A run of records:

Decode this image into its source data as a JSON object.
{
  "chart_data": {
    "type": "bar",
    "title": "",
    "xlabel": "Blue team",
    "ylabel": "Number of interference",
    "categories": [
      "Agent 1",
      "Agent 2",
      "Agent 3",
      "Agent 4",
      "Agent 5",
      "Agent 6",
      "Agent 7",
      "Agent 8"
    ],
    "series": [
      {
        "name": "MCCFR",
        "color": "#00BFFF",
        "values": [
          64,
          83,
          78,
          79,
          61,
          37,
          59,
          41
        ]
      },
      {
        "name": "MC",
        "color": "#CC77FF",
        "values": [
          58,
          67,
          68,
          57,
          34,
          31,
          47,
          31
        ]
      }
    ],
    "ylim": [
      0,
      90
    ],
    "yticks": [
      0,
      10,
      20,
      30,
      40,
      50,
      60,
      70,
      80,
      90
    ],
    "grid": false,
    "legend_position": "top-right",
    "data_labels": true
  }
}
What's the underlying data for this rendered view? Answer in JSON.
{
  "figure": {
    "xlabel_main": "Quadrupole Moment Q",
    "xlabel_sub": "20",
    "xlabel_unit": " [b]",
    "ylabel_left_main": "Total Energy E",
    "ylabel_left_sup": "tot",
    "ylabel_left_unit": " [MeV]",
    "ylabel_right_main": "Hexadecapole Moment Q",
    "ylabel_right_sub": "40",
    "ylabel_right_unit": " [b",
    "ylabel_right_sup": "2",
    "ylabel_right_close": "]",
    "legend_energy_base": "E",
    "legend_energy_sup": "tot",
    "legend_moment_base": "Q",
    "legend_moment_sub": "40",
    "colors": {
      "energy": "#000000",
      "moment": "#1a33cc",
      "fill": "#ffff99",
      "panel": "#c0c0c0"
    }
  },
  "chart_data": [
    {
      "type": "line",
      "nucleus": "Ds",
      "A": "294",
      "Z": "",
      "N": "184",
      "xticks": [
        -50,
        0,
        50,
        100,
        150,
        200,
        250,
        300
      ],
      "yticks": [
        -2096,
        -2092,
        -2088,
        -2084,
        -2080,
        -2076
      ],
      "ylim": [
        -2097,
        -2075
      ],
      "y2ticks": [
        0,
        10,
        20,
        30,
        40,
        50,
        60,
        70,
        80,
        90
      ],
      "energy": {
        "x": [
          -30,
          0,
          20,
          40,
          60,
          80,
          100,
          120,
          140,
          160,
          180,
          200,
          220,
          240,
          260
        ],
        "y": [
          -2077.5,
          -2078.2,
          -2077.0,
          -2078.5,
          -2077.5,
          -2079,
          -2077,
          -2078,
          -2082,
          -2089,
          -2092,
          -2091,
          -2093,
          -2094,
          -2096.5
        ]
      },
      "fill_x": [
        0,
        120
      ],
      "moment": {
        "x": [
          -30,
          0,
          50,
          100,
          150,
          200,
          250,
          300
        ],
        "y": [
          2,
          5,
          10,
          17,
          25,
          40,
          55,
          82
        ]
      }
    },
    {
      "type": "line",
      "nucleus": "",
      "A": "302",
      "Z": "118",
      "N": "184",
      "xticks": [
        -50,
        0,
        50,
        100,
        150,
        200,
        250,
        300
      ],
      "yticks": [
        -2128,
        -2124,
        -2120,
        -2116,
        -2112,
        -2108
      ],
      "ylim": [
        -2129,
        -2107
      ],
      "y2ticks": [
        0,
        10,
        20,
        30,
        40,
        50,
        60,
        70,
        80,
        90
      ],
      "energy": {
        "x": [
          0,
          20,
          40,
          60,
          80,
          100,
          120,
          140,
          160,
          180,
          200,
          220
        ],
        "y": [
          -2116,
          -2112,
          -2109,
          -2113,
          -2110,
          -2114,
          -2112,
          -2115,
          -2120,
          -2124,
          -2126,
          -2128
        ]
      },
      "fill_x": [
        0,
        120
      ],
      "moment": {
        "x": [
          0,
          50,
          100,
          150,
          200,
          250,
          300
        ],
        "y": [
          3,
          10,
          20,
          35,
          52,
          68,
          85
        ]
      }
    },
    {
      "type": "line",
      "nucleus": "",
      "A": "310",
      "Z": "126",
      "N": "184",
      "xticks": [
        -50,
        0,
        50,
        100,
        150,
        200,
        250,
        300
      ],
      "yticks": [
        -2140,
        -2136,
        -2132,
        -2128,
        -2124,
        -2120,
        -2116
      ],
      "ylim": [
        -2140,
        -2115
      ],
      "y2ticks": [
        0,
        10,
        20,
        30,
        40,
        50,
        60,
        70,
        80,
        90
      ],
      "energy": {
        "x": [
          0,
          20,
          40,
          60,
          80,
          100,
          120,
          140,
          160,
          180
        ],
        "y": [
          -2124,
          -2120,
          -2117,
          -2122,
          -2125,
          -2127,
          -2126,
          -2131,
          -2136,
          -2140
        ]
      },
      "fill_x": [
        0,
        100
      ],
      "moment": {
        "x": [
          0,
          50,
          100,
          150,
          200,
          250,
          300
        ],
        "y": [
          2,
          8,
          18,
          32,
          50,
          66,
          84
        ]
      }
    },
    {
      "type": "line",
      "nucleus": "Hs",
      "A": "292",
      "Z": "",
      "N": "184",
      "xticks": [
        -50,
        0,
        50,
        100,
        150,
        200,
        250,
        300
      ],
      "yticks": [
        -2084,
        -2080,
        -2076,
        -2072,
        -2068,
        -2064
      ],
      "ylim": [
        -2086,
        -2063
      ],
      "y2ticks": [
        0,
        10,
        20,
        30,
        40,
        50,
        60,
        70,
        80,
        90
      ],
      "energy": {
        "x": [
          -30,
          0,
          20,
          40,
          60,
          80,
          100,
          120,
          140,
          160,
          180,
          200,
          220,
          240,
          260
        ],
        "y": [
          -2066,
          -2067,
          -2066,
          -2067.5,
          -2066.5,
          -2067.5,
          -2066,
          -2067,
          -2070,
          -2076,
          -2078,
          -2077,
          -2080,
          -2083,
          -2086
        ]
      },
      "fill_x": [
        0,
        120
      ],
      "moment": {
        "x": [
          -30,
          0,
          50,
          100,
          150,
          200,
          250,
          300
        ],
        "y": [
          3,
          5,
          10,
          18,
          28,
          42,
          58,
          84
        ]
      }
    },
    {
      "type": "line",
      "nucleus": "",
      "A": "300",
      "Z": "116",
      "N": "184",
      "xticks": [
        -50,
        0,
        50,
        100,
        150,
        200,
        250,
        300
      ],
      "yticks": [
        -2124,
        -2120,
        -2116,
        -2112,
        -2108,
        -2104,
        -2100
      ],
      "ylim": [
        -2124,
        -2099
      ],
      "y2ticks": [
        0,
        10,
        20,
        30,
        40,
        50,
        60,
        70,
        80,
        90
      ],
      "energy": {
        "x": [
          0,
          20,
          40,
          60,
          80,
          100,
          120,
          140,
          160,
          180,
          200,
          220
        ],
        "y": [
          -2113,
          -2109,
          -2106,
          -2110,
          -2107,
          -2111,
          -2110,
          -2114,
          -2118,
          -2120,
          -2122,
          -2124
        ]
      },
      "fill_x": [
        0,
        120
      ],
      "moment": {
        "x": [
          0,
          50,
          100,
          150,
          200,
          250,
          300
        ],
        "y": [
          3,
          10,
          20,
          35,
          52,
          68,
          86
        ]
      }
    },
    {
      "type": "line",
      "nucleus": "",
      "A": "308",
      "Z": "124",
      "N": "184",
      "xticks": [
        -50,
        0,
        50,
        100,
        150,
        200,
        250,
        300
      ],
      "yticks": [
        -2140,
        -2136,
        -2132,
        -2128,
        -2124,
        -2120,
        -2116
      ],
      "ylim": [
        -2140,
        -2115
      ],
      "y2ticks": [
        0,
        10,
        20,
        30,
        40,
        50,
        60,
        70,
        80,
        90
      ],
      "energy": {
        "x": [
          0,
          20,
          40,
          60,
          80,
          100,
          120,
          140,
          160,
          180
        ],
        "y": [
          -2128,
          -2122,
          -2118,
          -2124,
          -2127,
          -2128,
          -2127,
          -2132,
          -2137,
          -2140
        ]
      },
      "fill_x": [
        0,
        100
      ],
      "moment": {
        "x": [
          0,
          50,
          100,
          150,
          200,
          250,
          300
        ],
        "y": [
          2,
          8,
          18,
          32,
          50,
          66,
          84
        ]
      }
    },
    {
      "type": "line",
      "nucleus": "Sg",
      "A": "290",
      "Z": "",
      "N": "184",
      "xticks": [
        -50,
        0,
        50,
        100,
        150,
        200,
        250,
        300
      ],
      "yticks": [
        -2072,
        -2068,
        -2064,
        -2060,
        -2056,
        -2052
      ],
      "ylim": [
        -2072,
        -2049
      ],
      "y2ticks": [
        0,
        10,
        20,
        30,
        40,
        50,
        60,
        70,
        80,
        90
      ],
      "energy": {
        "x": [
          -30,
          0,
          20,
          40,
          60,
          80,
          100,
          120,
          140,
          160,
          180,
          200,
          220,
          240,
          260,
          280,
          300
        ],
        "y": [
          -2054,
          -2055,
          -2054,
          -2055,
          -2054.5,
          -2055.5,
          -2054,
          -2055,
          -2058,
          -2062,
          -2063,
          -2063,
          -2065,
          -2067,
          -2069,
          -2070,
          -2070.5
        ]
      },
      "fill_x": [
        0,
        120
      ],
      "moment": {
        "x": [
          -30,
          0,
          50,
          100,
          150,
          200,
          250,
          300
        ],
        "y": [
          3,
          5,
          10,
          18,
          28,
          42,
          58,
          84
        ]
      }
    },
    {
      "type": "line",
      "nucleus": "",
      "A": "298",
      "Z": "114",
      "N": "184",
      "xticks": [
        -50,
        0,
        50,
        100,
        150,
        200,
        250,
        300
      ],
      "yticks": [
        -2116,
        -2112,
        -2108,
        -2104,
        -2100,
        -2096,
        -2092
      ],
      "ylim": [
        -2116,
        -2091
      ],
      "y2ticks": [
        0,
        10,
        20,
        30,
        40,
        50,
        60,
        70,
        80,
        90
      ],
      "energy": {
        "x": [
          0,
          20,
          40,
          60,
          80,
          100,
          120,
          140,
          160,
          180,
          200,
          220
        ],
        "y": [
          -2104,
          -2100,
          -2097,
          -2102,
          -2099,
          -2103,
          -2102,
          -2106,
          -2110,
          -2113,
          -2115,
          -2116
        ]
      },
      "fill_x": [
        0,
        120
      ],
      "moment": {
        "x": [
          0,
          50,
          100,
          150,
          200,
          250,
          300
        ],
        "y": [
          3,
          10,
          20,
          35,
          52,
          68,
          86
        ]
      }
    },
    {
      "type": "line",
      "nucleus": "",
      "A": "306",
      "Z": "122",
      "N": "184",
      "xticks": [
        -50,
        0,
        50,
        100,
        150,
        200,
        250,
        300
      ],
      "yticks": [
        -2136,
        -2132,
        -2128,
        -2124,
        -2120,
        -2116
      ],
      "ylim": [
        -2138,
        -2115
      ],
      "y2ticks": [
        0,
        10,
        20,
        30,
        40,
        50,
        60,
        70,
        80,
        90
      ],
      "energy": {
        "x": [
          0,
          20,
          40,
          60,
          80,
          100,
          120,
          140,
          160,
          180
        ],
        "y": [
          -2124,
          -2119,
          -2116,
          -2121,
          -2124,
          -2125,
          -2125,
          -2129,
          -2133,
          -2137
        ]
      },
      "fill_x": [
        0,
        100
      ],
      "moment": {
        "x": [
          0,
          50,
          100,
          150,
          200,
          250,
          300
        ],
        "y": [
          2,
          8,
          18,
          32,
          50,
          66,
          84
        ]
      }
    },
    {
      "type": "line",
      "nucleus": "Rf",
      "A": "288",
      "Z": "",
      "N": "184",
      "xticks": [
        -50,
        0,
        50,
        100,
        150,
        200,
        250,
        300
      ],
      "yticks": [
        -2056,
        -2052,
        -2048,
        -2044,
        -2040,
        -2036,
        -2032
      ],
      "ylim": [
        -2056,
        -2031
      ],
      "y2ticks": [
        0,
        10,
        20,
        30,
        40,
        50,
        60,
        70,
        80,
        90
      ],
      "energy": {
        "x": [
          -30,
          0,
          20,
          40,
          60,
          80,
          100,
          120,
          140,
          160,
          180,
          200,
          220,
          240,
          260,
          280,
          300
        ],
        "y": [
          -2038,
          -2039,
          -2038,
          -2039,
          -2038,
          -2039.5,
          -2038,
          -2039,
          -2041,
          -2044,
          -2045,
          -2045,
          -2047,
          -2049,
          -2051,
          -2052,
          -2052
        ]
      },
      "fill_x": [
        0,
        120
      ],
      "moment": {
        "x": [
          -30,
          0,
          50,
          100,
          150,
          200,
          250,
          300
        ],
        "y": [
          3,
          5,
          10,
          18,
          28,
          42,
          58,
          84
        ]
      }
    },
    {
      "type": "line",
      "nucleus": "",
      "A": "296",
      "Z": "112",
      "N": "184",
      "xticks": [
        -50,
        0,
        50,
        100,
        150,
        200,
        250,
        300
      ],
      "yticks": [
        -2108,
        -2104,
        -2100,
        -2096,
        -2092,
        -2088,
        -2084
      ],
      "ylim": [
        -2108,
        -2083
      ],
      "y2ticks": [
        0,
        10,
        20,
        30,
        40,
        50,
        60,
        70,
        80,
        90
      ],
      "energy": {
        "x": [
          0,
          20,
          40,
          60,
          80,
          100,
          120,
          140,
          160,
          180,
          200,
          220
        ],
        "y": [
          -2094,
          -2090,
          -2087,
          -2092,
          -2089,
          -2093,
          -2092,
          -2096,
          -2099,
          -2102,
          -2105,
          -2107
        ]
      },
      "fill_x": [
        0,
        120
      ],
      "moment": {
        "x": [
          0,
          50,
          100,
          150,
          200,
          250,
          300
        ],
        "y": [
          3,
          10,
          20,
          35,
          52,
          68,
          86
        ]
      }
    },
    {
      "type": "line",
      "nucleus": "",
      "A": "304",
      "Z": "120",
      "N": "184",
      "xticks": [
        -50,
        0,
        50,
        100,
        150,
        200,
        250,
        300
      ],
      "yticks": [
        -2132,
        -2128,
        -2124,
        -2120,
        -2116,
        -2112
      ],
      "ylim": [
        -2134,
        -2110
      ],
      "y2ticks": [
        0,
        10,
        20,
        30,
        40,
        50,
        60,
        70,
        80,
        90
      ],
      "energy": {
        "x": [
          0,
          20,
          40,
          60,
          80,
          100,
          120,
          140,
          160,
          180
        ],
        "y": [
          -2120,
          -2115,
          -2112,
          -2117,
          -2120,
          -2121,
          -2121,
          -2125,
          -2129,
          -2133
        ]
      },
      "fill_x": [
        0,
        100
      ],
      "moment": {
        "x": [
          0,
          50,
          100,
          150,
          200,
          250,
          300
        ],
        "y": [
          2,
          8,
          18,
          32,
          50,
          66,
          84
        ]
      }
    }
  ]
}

Stated task: Find the string "JSON" in the listing and return every line that holds it.

Written response:
Decode this image into its source data as a JSON object.
What's the underlying data for this rendered view? Answer in JSON.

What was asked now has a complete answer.